START

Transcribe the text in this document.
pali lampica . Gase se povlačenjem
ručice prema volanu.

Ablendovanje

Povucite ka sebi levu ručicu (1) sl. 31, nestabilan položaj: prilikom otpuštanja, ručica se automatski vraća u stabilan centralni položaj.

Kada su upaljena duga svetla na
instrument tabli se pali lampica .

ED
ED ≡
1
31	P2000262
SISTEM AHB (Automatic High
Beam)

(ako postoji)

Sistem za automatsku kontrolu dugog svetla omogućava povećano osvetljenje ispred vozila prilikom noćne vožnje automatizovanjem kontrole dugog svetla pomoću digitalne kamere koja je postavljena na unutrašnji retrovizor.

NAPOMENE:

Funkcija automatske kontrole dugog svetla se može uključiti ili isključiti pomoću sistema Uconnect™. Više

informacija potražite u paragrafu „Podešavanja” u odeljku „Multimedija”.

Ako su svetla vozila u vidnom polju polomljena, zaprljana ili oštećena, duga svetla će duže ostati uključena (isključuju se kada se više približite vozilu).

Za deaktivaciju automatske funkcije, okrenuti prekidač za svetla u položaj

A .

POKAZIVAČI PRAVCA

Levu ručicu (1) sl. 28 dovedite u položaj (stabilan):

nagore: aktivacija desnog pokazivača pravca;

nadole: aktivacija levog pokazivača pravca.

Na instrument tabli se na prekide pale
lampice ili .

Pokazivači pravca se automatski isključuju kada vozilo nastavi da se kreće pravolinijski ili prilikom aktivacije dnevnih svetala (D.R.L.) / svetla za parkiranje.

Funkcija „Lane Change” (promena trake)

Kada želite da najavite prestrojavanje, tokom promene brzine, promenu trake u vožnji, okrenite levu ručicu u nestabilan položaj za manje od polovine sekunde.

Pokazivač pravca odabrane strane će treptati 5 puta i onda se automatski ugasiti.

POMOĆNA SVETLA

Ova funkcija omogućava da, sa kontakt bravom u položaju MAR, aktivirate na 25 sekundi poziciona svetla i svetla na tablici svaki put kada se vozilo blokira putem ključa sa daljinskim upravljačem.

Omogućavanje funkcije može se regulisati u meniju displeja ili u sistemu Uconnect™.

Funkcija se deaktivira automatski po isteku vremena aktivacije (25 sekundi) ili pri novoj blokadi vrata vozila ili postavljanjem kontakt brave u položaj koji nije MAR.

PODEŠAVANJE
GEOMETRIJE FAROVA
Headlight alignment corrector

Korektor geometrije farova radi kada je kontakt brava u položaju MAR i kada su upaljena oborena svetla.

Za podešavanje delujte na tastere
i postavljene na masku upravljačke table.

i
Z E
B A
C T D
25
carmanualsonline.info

END

■ WRITTEN TASK: Return all lines containing the word "pali".

■ TASK ANSWER:
pali lampica . Gase se povlačenjem
instrument tabli se pali lampica .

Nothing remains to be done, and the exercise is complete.